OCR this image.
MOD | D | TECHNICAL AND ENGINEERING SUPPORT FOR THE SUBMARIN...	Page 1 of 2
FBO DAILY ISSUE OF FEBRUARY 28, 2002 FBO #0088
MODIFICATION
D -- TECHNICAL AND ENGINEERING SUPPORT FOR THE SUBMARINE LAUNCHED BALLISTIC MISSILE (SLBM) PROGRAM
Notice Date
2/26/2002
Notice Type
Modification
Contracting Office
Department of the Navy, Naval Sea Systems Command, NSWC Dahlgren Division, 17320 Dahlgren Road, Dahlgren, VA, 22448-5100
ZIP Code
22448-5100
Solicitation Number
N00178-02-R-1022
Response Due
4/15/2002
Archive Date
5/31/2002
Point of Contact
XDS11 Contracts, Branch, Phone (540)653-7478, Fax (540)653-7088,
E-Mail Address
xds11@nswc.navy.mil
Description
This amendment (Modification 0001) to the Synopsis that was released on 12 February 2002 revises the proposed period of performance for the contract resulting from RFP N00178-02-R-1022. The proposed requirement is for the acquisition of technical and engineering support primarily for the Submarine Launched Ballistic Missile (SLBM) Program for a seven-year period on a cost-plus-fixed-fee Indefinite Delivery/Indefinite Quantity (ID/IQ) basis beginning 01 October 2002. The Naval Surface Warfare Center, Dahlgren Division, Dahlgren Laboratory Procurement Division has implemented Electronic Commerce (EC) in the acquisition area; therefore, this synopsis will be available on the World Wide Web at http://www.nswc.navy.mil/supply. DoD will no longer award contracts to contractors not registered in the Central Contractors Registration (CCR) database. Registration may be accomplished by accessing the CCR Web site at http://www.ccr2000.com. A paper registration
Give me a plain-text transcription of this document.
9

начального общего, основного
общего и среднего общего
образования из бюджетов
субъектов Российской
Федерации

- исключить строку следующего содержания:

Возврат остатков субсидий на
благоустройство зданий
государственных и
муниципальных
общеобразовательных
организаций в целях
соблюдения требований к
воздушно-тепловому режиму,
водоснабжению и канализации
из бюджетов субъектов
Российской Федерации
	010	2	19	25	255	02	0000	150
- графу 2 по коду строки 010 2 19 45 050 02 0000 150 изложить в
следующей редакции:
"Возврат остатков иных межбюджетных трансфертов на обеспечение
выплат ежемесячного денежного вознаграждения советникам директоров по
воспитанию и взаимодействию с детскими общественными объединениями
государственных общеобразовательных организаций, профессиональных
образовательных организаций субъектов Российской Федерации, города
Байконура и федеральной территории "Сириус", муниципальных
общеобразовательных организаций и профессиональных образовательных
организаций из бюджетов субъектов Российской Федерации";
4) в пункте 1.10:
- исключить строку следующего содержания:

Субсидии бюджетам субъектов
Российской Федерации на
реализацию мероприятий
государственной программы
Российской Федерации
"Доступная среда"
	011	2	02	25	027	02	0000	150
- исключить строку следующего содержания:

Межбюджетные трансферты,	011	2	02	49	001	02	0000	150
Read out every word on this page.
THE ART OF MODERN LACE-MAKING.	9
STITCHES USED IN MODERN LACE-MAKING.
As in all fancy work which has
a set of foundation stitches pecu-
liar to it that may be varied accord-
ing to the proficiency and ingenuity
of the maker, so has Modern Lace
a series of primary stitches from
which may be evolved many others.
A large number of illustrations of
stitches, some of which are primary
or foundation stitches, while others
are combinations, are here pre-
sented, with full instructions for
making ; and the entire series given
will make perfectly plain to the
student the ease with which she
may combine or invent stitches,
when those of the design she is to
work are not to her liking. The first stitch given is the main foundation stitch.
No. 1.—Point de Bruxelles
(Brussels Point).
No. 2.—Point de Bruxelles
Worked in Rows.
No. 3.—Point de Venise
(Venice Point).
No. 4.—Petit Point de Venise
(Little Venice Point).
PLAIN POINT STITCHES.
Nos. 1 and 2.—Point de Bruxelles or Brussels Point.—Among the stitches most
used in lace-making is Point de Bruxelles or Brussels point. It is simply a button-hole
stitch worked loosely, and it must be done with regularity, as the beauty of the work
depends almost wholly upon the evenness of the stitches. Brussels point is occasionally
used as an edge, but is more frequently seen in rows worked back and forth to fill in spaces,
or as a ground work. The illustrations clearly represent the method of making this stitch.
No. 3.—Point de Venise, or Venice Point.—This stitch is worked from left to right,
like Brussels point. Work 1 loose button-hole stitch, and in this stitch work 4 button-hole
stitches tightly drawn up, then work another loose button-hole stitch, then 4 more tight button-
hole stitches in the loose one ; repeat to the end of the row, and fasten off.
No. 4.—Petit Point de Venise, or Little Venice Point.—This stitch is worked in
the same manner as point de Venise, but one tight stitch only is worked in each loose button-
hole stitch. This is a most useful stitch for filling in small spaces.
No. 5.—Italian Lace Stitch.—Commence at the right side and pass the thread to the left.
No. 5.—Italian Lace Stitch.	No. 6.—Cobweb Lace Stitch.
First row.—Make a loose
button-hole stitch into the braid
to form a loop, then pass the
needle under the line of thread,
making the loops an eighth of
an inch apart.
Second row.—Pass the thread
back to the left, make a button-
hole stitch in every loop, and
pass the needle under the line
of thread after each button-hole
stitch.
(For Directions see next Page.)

> _Work required_
Repeat each record in full; every line must match exactly.

> _Completed exercise_
OCR this image.
MOD | D | TECHNICAL AND ENGINEERING SUPPORT FOR THE SUBMARIN...	Page 1 of 2
FBO DAILY ISSUE OF FEBRUARY 28, 2002 FBO #0088
MODIFICATION
D -- TECHNICAL AND ENGINEERING SUPPORT FOR THE SUBMARINE LAUNCHED BALLISTIC MISSILE (SLBM) PROGRAM
Notice Date
2/26/2002
Notice Type
Modification
Contracting Office
Department of the Navy, Naval Sea Systems Command, NSWC Dahlgren Division, 17320 Dahlgren Road, Dahlgren, VA, 22448-5100
ZIP Code
22448-5100
Solicitation Number
N00178-02-R-1022
Response Due
4/15/2002
Archive Date
5/31/2002
Point of Contact
XDS11 Contracts, Branch, Phone (540)653-7478, Fax (540)653-7088,
E-Mail Address
xds11@nswc.navy.mil
Description
This amendment (Modification 0001) to the Synopsis that was released on 12 February 2002 revises the proposed period of performance for the contract resulting from RFP N00178-02-R-1022. The proposed requirement is for the acquisition of technical and engineering support primarily for the Submarine Launched Ballistic Missile (SLBM) Program for a seven-year period on a cost-plus-fixed-fee Indefinite Delivery/Indefinite Quantity (ID/IQ) basis beginning 01 October 2002. The Naval Surface Warfare Center, Dahlgren Division, Dahlgren Laboratory Procurement Division has implemented Electronic Commerce (EC) in the acquisition area; therefore, this synopsis will be available on the World Wide Web at http://www.nswc.navy.mil/supply. DoD will no longer award contracts to contractors not registered in the Central Contractors Registration (CCR) database. Registration may be accomplished by accessing the CCR Web site at http://www.ccr2000.com. A paper registration
Give me a plain-text transcription of this document.
9

начального общего, основного
общего и среднего общего
образования из бюджетов
субъектов Российской
Федерации

- исключить строку следующего содержания:

Возврат остатков субсидий на
благоустройство зданий
государственных и
муниципальных
общеобразовательных
организаций в целях
соблюдения требований к
воздушно-тепловому режиму,
водоснабжению и канализации
из бюджетов субъектов
Российской Федерации
	010	2	19	25	255	02	0000	150
- графу 2 по коду строки 010 2 19 45 050 02 0000 150 изложить в
следующей редакции:
"Возврат остатков иных межбюджетных трансфертов на обеспечение
выплат ежемесячного денежного вознаграждения советникам директоров по
воспитанию и взаимодействию с детскими общественными объединениями
государственных общеобразовательных организаций, профессиональных
образовательных организаций субъектов Российской Федерации, города
Байконура и федеральной территории "Сириус", муниципальных
общеобразовательных организаций и профессиональных образовательных
организаций из бюджетов субъектов Российской Федерации";
4) в пункте 1.10:
- исключить строку следующего содержания:

Субсидии бюджетам субъектов
Российской Федерации на
реализацию мероприятий
государственной программы
Российской Федерации
"Доступная среда"
	011	2	02	25	027	02	0000	150
- исключить строку следующего содержания:

Межбюджетные трансферты,	011	2	02	49	001	02	0000	150
Read out every word on this page.
THE ART OF MODERN LACE-MAKING.	9
STITCHES USED IN MODERN LACE-MAKING.
As in all fancy work which has
a set of foundation stitches pecu-
liar to it that may be varied accord-
ing to the proficiency and ingenuity
of the maker, so has Modern Lace
a series of primary stitches from
which may be evolved many others.
A large number of illustrations of
stitches, some of which are primary
or foundation stitches, while others
are combinations, are here pre-
sented, with full instructions for
making ; and the entire series given
will make perfectly plain to the
student the ease with which she
may combine or invent stitches,
when those of the design she is to
work are not to her liking. The first stitch given is the main foundation stitch.
No. 1.—Point de Bruxelles
(Brussels Point).
No. 2.—Point de Bruxelles
Worked in Rows.
No. 3.—Point de Venise
(Venice Point).
No. 4.—Petit Point de Venise
(Little Venice Point).
PLAIN POINT STITCHES.
Nos. 1 and 2.—Point de Bruxelles or Brussels Point.—Among the stitches most
used in lace-making is Point de Bruxelles or Brussels point. It is simply a button-hole
stitch worked loosely, and it must be done with regularity, as the beauty of the work
depends almost wholly upon the evenness of the stitches. Brussels point is occasionally
used as an edge, but is more frequently seen in rows worked back and forth to fill in spaces,
or as a ground work. The illustrations clearly represent the method of making this stitch.
No. 3.—Point de Venise, or Venice Point.—This stitch is worked from left to right,
like Brussels point. Work 1 loose button-hole stitch, and in this stitch work 4 button-hole
stitches tightly drawn up, then work another loose button-hole stitch, then 4 more tight button-
hole stitches in the loose one ; repeat to the end of the row, and fasten off.
No. 4.—Petit Point de Venise, or Little Venice Point.—This stitch is worked in
the same manner as point de Venise, but one tight stitch only is worked in each loose button-
hole stitch. This is a most useful stitch for filling in small spaces.
No. 5.—Italian Lace Stitch.—Commence at the right side and pass the thread to the left.
No. 5.—Italian Lace Stitch.	No. 6.—Cobweb Lace Stitch.
First row.—Make a loose
button-hole stitch into the braid
to form a loop, then pass the
needle under the line of thread,
making the loops an eighth of
an inch apart.
Second row.—Pass the thread
back to the left, make a button-
hole stitch in every loop, and
pass the needle under the line
of thread after each button-hole
stitch.
(For Directions see next Page.)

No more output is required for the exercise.